** BEGIN DATA EXCERPTS **

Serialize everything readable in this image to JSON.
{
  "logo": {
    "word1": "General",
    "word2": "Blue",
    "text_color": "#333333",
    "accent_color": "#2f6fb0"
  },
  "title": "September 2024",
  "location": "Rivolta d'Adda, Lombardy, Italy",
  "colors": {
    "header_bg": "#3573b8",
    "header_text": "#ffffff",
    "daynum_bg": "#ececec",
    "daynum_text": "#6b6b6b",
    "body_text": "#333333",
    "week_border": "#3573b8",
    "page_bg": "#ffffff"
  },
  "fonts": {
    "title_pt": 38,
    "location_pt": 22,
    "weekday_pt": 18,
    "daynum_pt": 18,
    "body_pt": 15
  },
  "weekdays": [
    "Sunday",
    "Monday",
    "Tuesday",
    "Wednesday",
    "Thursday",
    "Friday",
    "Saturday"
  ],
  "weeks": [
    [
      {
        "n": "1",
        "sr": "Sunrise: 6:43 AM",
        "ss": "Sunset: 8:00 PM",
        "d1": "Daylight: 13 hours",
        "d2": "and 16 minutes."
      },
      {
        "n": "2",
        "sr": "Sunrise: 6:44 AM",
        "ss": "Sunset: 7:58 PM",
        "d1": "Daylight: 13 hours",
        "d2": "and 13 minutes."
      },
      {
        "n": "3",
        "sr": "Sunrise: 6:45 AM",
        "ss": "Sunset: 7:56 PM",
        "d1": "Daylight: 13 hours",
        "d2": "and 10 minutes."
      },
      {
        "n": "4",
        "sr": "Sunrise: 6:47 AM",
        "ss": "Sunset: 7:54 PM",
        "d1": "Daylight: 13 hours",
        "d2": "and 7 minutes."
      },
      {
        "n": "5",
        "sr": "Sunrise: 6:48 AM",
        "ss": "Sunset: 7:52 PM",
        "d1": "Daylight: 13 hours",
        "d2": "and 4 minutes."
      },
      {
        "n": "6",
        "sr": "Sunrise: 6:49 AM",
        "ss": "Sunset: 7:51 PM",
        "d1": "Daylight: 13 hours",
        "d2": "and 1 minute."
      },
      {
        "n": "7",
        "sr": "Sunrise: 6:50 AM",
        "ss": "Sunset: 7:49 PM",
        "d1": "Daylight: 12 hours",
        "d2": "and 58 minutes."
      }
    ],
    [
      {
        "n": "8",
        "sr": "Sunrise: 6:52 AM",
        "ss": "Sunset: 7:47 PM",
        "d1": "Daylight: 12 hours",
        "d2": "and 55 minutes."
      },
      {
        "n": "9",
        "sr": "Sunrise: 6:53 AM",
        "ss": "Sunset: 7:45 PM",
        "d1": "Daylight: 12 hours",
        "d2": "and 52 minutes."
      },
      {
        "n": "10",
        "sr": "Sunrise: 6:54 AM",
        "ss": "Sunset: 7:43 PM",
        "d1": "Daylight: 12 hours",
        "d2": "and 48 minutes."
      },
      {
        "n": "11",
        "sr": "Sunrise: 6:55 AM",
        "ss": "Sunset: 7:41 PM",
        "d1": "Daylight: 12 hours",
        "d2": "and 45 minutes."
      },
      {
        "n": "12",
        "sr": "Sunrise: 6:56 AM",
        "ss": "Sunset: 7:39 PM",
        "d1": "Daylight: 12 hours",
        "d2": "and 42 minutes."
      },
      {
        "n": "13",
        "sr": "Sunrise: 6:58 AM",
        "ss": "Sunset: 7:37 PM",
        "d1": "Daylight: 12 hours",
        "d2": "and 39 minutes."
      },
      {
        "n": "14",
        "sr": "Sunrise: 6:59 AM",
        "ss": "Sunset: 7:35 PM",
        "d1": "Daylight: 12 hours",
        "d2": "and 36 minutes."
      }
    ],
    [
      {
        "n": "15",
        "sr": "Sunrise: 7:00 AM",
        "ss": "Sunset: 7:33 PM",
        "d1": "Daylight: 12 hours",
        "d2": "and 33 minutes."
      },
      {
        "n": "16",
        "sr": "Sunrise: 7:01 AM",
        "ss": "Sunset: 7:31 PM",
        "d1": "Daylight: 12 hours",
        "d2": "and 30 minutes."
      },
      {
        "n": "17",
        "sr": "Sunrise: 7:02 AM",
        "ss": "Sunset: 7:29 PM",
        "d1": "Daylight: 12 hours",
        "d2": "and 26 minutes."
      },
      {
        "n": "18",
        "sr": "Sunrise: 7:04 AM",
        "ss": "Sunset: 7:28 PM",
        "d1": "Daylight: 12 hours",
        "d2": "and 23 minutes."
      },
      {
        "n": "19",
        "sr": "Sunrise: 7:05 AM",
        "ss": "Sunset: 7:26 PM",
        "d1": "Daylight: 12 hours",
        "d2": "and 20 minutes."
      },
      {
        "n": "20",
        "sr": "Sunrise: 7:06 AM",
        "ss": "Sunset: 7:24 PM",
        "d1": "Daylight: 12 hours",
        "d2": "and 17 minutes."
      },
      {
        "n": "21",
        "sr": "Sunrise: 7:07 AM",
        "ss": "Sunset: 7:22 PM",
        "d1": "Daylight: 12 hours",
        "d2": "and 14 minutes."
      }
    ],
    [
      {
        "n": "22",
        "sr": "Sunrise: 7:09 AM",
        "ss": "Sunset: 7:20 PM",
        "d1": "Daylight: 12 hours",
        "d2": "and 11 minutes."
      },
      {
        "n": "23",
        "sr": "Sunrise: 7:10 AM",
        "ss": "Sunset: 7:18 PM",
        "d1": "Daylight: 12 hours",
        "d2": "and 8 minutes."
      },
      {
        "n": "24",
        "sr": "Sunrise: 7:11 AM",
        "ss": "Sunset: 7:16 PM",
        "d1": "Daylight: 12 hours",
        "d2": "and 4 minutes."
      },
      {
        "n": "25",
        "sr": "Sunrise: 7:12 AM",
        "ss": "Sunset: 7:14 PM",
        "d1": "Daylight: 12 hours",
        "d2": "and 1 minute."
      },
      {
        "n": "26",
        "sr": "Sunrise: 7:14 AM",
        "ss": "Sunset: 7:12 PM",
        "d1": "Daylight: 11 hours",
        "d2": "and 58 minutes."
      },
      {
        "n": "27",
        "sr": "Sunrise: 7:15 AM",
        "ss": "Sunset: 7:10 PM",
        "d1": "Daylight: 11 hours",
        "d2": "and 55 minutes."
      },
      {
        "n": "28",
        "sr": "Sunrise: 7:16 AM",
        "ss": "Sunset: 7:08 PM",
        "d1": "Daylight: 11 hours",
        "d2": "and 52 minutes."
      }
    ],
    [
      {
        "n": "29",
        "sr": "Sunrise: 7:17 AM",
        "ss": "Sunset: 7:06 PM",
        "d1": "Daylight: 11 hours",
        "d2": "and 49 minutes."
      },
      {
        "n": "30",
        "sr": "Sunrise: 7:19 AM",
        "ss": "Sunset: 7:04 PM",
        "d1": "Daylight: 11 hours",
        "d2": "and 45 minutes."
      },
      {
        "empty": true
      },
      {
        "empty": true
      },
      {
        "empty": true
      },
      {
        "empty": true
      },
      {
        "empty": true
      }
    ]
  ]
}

** END DATA EXCERPTS **

WRITTEN PROBLEM:
Write out the whole listing again. Match it word for word.

RESPONSE TO THE EXERCISE:
Serialize everything readable in this image to JSON.
{
  "logo": {
    "word1": "General",
    "word2": "Blue",
    "text_color": "#333333",
    "accent_color": "#2f6fb0"
  },
  "title": "September 2024",
  "location": "Rivolta d'Adda, Lombardy, Italy",
  "colors": {
    "header_bg": "#3573b8",
    "header_text": "#ffffff",
    "daynum_bg": "#ececec",
    "daynum_text": "#6b6b6b",
    "body_text": "#333333",
    "week_border": "#3573b8",
    "page_bg": "#ffffff"
  },
  "fonts": {
    "title_pt": 38,
    "location_pt": 22,
    "weekday_pt": 18,
    "daynum_pt": 18,
    "body_pt": 15
  },
  "weekdays": [
    "Sunday",
    "Monday",
    "Tuesday",
    "Wednesday",
    "Thursday",
    "Friday",
    "Saturday"
  ],
  "weeks": [
    [
      {
        "n": "1",
        "sr": "Sunrise: 6:43 AM",
        "ss": "Sunset: 8:00 PM",
        "d1": "Daylight: 13 hours",
        "d2": "and 16 minutes."
      },
      {
        "n": "2",
        "sr": "Sunrise: 6:44 AM",
        "ss": "Sunset: 7:58 PM",
        "d1": "Daylight: 13 hours",
        "d2": "and 13 minutes."
      },
      {
        "n": "3",
        "sr": "Sunrise: 6:45 AM",
        "ss": "Sunset: 7:56 PM",
        "d1": "Daylight: 13 hours",
        "d2": "and 10 minutes."
      },
      {
        "n": "4",
        "sr": "Sunrise: 6:47 AM",
        "ss": "Sunset: 7:54 PM",
        "d1": "Daylight: 13 hours",
        "d2": "and 7 minutes."
      },
      {
        "n": "5",
        "sr": "Sunrise: 6:48 AM",
        "ss": "Sunset: 7:52 PM",
        "d1": "Daylight: 13 hours",
        "d2": "and 4 minutes."
      },
      {
        "n": "6",
        "sr": "Sunrise: 6:49 AM",
        "ss": "Sunset: 7:51 PM",
        "d1": "Daylight: 13 hours",
        "d2": "and 1 minute."
      },
      {
        "n": "7",
        "sr": "Sunrise: 6:50 AM",
        "ss": "Sunset: 7:49 PM",
        "d1": "Daylight: 12 hours",
        "d2": "and 58 minutes."
      }
    ],
    [
      {
        "n": "8",
        "sr": "Sunrise: 6:52 AM",
        "ss": "Sunset: 7:47 PM",
        "d1": "Daylight: 12 hours",
        "d2": "and 55 minutes."
      },
      {
        "n": "9",
        "sr": "Sunrise: 6:53 AM",
        "ss": "Sunset: 7:45 PM",
        "d1": "Daylight: 12 hours",
        "d2": "and 52 minutes."
      },
      {
        "n": "10",
        "sr": "Sunrise: 6:54 AM",
        "ss": "Sunset: 7:43 PM",
        "d1": "Daylight: 12 hours",
        "d2": "and 48 minutes."
      },
      {
        "n": "11",
        "sr": "Sunrise: 6:55 AM",
        "ss": "Sunset: 7:41 PM",
        "d1": "Daylight: 12 hours",
        "d2": "and 45 minutes."
      },
      {
        "n": "12",
        "sr": "Sunrise: 6:56 AM",
        "ss": "Sunset: 7:39 PM",
        "d1": "Daylight: 12 hours",
        "d2": "and 42 minutes."
      },
      {
        "n": "13",
        "sr": "Sunrise: 6:58 AM",
        "ss": "Sunset: 7:37 PM",
        "d1": "Daylight: 12 hours",
        "d2": "and 39 minutes."
      },
      {
        "n": "14",
        "sr": "Sunrise: 6:59 AM",
        "ss": "Sunset: 7:35 PM",
        "d1": "Daylight: 12 hours",
        "d2": "and 36 minutes."
      }
    ],
    [
      {
        "n": "15",
        "sr": "Sunrise: 7:00 AM",
        "ss": "Sunset: 7:33 PM",
        "d1": "Daylight: 12 hours",
        "d2": "and 33 minutes."
      },
      {
        "n": "16",
        "sr": "Sunrise: 7:01 AM",
        "ss": "Sunset: 7:31 PM",
        "d1": "Daylight: 12 hours",
        "d2": "and 30 minutes."
      },
      {
        "n": "17",
        "sr": "Sunrise: 7:02 AM",
        "ss": "Sunset: 7:29 PM",
        "d1": "Daylight: 12 hours",
        "d2": "and 26 minutes."
      },
      {
        "n": "18",
        "sr": "Sunrise: 7:04 AM",
        "ss": "Sunset: 7:28 PM",
        "d1": "Daylight: 12 hours",
        "d2": "and 23 minutes."
      },
      {
        "n": "19",
        "sr": "Sunrise: 7:05 AM",
        "ss": "Sunset: 7:26 PM",
        "d1": "Daylight: 12 hours",
        "d2": "and 20 minutes."
      },
      {
        "n": "20",
        "sr": "Sunrise: 7:06 AM",
        "ss": "Sunset: 7:24 PM",
        "d1": "Daylight: 12 hours",
        "d2": "and 17 minutes."
      },
      {
        "n": "21",
        "sr": "Sunrise: 7:07 AM",
        "ss": "Sunset: 7:22 PM",
        "d1": "Daylight: 12 hours",
        "d2": "and 14 minutes."
      }
    ],
    [
      {
        "n": "22",
        "sr": "Sunrise: 7:09 AM",
        "ss": "Sunset: 7:20 PM",
        "d1": "Daylight: 12 hours",
        "d2": "and 11 minutes."
      },
      {
        "n": "23",
        "sr": "Sunrise: 7:10 AM",
        "ss": "Sunset: 7:18 PM",
        "d1": "Daylight: 12 hours",
        "d2": "and 8 minutes."
      },
      {
        "n": "24",
        "sr": "Sunrise: 7:11 AM",
        "ss": "Sunset: 7:16 PM",
        "d1": "Daylight: 12 hours",
        "d2": "and 4 minutes."
      },
      {
        "n": "25",
        "sr": "Sunrise: 7:12 AM",
        "ss": "Sunset: 7:14 PM",
        "d1": "Daylight: 12 hours",
        "d2": "and 1 minute."
      },
      {
        "n": "26",
        "sr": "Sunrise: 7:14 AM",
        "ss": "Sunset: 7:12 PM",
        "d1": "Daylight: 11 hours",
        "d2": "and 58 minutes."
      },
      {
        "n": "27",
        "sr": "Sunrise: 7:15 AM",
        "ss": "Sunset: 7:10 PM",
        "d1": "Daylight: 11 hours",
        "d2": "and 55 minutes."
      },
      {
        "n": "28",
        "sr": "Sunrise: 7:16 AM",
        "ss": "Sunset: 7:08 PM",
        "d1": "Daylight: 11 hours",
        "d2": "and 52 minutes."
      }
    ],
    [
      {
        "n": "29",
        "sr": "Sunrise: 7:17 AM",
        "ss": "Sunset: 7:06 PM",
        "d1": "Daylight: 11 hours",
        "d2": "and 49 minutes."
      },
      {
        "n": "30",
        "sr": "Sunrise: 7:19 AM",
        "ss": "Sunset: 7:04 PM",
        "d1": "Daylight: 11 hours",
        "d2": "and 45 minutes."
      },
      {
        "empty": true
      },
      {
        "empty": true
      },
      {
        "empty": true
      },
      {
        "empty": true
      },
      {
        "empty": true
      }
    ]
  ]
}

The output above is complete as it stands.